** start INFORMATION SHOWN **
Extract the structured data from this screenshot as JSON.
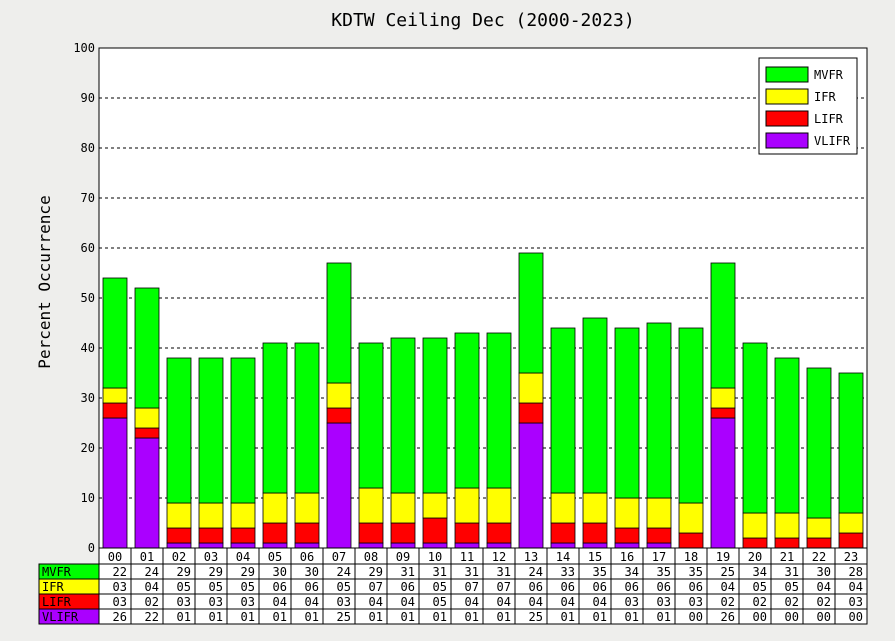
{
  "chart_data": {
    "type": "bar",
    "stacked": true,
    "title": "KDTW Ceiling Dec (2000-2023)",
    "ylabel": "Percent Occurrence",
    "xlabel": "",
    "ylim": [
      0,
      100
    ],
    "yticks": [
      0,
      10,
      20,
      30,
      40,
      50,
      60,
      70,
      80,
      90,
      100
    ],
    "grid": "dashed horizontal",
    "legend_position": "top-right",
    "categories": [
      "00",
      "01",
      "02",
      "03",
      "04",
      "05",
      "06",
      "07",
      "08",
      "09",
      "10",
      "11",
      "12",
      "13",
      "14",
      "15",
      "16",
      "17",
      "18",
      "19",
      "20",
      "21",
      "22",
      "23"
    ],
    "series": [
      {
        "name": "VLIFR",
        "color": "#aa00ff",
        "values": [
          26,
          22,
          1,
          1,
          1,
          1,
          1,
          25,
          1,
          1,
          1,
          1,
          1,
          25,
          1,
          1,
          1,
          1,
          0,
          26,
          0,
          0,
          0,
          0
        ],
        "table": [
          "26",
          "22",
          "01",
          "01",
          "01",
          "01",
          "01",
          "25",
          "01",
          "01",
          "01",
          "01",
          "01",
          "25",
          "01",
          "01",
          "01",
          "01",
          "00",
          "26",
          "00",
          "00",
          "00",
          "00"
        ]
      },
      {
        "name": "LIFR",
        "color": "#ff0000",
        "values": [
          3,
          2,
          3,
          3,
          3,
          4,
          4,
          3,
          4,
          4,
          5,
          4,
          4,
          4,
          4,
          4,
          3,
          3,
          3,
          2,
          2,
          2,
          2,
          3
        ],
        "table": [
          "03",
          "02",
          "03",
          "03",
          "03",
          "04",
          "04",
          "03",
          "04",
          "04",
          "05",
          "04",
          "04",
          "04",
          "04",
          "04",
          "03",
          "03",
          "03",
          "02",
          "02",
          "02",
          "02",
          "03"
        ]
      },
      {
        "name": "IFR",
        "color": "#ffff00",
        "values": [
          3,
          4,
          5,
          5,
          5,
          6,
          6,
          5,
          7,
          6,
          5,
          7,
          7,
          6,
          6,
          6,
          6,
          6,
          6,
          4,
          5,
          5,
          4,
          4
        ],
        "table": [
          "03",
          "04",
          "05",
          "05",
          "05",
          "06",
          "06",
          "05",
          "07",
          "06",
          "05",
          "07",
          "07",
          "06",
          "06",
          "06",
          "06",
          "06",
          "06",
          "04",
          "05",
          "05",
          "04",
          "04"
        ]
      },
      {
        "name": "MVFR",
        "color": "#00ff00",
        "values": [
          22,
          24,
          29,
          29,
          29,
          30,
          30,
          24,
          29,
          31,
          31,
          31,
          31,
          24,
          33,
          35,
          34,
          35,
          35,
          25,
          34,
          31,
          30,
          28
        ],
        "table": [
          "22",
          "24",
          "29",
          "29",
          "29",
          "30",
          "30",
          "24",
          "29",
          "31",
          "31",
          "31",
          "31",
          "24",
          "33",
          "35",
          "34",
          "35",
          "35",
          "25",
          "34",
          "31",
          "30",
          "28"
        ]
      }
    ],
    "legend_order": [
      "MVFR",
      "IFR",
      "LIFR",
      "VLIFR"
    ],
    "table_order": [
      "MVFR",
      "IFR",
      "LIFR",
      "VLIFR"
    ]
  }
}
** end INFORMATION SHOWN **
Write out every entry again word for word, without any of the pictures.

- **SOLUTION TO THE PROBLEM**:
Extract the structured data from this screenshot as JSON.
{
  "chart_data": {
    "type": "bar",
    "stacked": true,
    "title": "KDTW Ceiling Dec (2000-2023)",
    "ylabel": "Percent Occurrence",
    "xlabel": "",
    "ylim": [
      0,
      100
    ],
    "yticks": [
      0,
      10,
      20,
      30,
      40,
      50,
      60,
      70,
      80,
      90,
      100
    ],
    "grid": "dashed horizontal",
    "legend_position": "top-right",
    "categories": [
      "00",
      "01",
      "02",
      "03",
      "04",
      "05",
      "06",
      "07",
      "08",
      "09",
      "10",
      "11",
      "12",
      "13",
      "14",
      "15",
      "16",
      "17",
      "18",
      "19",
      "20",
      "21",
      "22",
      "23"
    ],
    "series": [
      {
        "name": "VLIFR",
        "color": "#aa00ff",
        "values": [
          26,
          22,
          1,
          1,
          1,
          1,
          1,
          25,
          1,
          1,
          1,
          1,
          1,
          25,
          1,
          1,
          1,
          1,
          0,
          26,
          0,
          0,
          0,
          0
        ],
        "table": [
          "26",
          "22",
          "01",
          "01",
          "01",
          "01",
          "01",
          "25",
          "01",
          "01",
          "01",
          "01",
          "01",
          "25",
          "01",
          "01",
          "01",
          "01",
          "00",
          "26",
          "00",
          "00",
          "00",
          "00"
        ]
      },
      {
        "name": "LIFR",
        "color": "#ff0000",
        "values": [
          3,
          2,
          3,
          3,
          3,
          4,
          4,
          3,
          4,
          4,
          5,
          4,
          4,
          4,
          4,
          4,
          3,
          3,
          3,
          2,
          2,
          2,
          2,
          3
        ],
        "table": [
          "03",
          "02",
          "03",
          "03",
          "03",
          "04",
          "04",
          "03",
          "04",
          "04",
          "05",
          "04",
          "04",
          "04",
          "04",
          "04",
          "03",
          "03",
          "03",
          "02",
          "02",
          "02",
          "02",
          "03"
        ]
      },
      {
        "name": "IFR",
        "color": "#ffff00",
        "values": [
          3,
          4,
          5,
          5,
          5,
          6,
          6,
          5,
          7,
          6,
          5,
          7,
          7,
          6,
          6,
          6,
          6,
          6,
          6,
          4,
          5,
          5,
          4,
          4
        ],
        "table": [
          "03",
          "04",
          "05",
          "05",
          "05",
          "06",
          "06",
          "05",
          "07",
          "06",
          "05",
          "07",
          "07",
          "06",
          "06",
          "06",
          "06",
          "06",
          "06",
          "04",
          "05",
          "05",
          "04",
          "04"
        ]
      },
      {
        "name": "MVFR",
        "color": "#00ff00",
        "values": [
          22,
          24,
          29,
          29,
          29,
          30,
          30,
          24,
          29,
          31,
          31,
          31,
          31,
          24,
          33,
          35,
          34,
          35,
          35,
          25,
          34,
          31,
          30,
          28
        ],
        "table": [
          "22",
          "24",
          "29",
          "29",
          "29",
          "30",
          "30",
          "24",
          "29",
          "31",
          "31",
          "31",
          "31",
          "24",
          "33",
          "35",
          "34",
          "35",
          "35",
          "25",
          "34",
          "31",
          "30",
          "28"
        ]
      }
    ],
    "legend_order": [
      "MVFR",
      "IFR",
      "LIFR",
      "VLIFR"
    ],
    "table_order": [
      "MVFR",
      "IFR",
      "LIFR",
      "VLIFR"
    ]
  }
}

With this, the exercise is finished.